## Stated problem
Please output the lines from the one containing "ranking-keywords-title: Ranking Keywords" down to the one containing "ranking-keywords-total: 249.8k [225, 545, 695, 622]", both included, reproduced without any change. Give only these lines.

## Given records
----------

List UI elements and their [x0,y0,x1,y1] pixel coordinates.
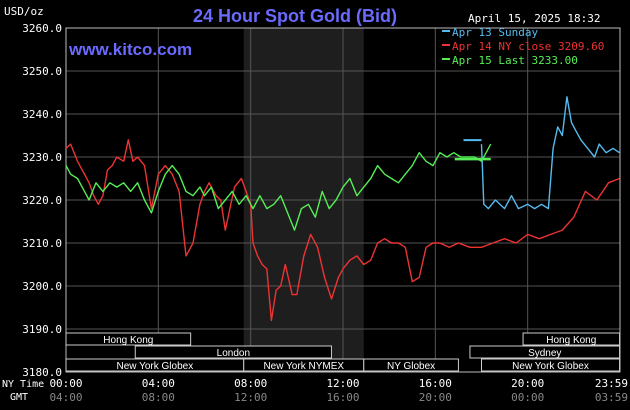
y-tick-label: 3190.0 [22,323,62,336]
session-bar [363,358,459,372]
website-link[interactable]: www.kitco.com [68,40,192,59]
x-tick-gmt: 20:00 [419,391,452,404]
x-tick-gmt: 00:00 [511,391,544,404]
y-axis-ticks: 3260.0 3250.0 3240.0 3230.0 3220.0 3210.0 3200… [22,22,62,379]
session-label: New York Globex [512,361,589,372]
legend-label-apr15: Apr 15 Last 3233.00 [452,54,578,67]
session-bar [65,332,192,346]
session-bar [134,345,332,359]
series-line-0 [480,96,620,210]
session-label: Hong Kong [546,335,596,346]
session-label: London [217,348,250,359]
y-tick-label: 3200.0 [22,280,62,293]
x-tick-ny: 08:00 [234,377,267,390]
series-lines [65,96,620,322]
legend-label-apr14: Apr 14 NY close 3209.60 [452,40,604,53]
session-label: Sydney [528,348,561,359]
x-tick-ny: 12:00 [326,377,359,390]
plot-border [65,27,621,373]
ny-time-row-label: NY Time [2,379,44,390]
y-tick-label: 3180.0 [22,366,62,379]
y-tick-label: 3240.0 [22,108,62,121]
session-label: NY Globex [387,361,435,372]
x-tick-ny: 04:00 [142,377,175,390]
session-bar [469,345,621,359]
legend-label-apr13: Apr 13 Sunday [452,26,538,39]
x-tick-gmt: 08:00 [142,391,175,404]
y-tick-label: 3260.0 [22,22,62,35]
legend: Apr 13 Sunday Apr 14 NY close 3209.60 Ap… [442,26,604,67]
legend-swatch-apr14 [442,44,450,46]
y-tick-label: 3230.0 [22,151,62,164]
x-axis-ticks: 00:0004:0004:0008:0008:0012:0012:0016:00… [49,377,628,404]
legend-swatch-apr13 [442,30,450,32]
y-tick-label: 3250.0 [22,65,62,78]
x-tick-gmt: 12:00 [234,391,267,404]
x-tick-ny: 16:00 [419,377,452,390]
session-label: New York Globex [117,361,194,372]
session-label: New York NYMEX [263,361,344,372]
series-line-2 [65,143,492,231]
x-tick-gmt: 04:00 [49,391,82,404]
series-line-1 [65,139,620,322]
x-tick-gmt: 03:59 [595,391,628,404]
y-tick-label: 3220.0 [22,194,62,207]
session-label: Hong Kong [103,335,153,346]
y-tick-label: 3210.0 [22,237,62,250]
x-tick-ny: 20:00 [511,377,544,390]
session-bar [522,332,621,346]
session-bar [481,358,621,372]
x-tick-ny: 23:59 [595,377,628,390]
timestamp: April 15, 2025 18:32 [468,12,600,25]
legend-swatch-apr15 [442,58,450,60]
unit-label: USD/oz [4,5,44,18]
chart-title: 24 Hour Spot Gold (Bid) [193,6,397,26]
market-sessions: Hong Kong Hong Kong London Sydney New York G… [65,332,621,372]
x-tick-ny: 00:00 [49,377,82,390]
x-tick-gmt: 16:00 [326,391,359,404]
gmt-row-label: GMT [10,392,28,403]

----------

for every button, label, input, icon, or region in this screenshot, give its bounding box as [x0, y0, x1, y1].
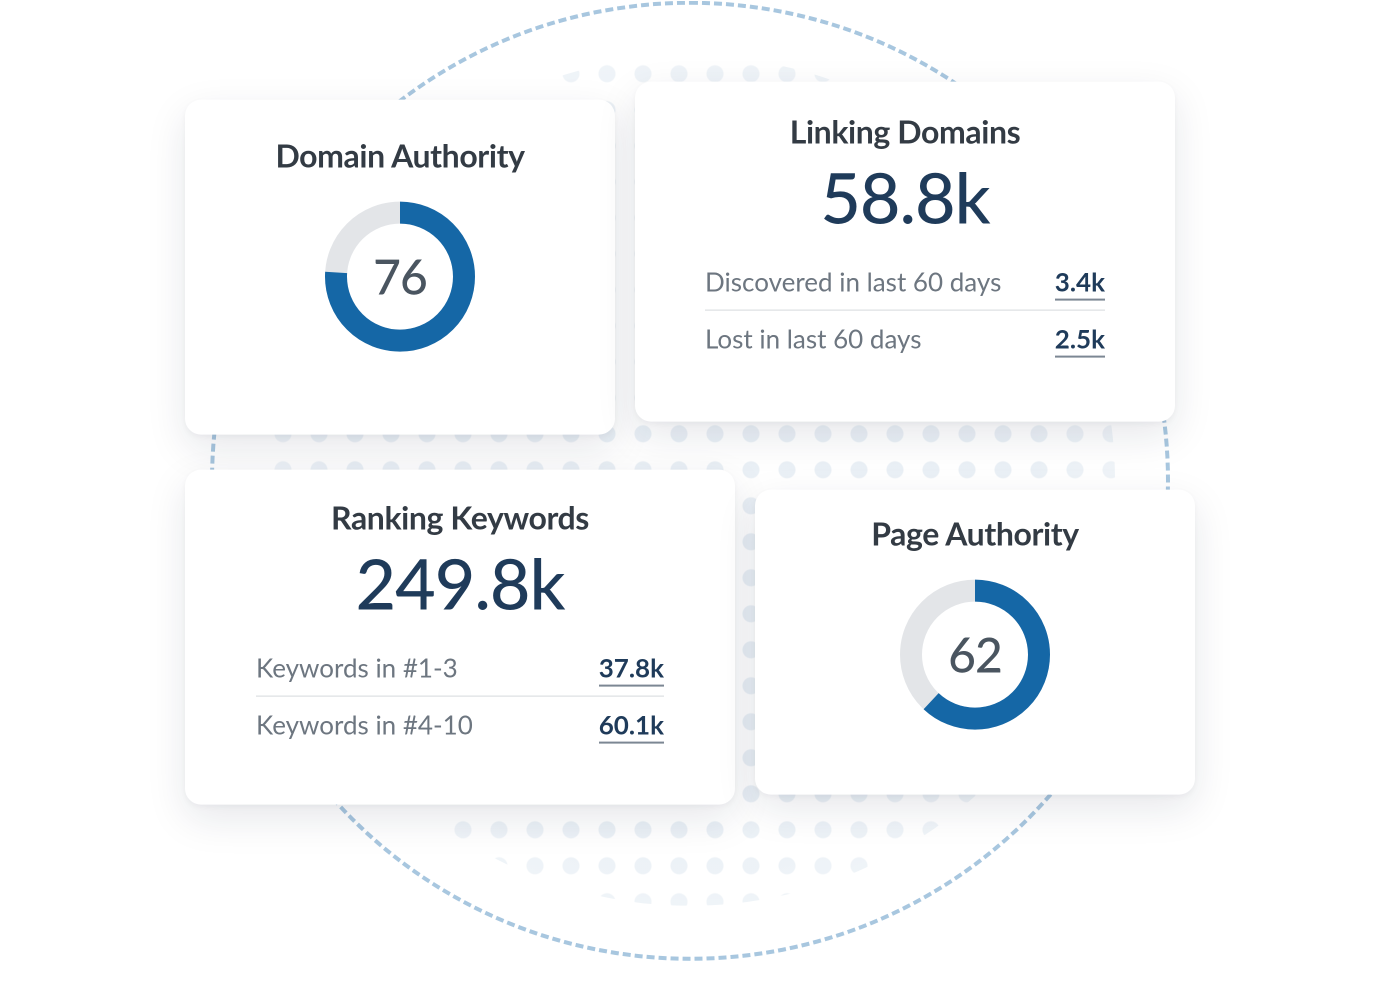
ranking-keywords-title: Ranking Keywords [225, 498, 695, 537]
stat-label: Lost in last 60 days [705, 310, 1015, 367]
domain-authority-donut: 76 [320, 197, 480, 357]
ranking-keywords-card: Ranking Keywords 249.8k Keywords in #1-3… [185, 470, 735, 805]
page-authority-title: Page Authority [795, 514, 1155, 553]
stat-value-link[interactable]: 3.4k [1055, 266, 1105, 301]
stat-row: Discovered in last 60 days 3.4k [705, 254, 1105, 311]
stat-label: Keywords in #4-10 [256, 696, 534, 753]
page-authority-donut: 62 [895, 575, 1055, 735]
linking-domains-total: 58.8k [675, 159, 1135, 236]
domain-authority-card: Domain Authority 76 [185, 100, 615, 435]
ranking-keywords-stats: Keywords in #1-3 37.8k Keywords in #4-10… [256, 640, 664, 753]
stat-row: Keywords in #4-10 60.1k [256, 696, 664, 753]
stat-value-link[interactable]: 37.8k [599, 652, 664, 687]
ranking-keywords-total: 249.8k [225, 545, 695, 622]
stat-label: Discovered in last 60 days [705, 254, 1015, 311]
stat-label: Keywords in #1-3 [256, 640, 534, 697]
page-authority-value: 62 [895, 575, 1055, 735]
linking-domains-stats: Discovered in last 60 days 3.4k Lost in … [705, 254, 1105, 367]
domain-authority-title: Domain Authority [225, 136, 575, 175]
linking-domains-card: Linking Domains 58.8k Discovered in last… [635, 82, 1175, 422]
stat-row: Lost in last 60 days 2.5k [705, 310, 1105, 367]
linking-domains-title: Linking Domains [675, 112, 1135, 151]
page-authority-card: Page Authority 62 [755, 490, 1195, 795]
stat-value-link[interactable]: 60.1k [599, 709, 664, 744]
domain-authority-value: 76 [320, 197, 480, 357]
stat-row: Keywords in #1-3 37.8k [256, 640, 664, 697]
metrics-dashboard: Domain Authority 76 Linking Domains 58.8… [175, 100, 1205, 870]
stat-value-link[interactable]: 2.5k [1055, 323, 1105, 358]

----------

## Response to this task
ranking-keywords-title: Ranking Keywords [225, 498, 695, 537]
stat-label: Lost in last 60 days [705, 310, 1015, 367]
domain-authority-donut: 76 [320, 197, 480, 357]
ranking-keywords-card: Ranking Keywords 249.8k Keywords in #1-3… [185, 470, 735, 805]
page-authority-title: Page Authority [795, 514, 1155, 553]
stat-value-link[interactable]: 3.4k [1055, 266, 1105, 301]
stat-row: Discovered in last 60 days 3.4k [705, 254, 1105, 311]
stat-label: Keywords in #4-10 [256, 696, 534, 753]
page-authority-donut: 62 [895, 575, 1055, 735]
linking-domains-total: 58.8k [675, 159, 1135, 236]
domain-authority-card: Domain Authority 76 [185, 100, 615, 435]
ranking-keywords-stats: Keywords in #1-3 37.8k Keywords in #4-10… [256, 640, 664, 753]
stat-row: Keywords in #4-10 60.1k [256, 696, 664, 753]
stat-value-link[interactable]: 37.8k [599, 652, 664, 687]
ranking-keywords-total: 249.8k [225, 545, 695, 622]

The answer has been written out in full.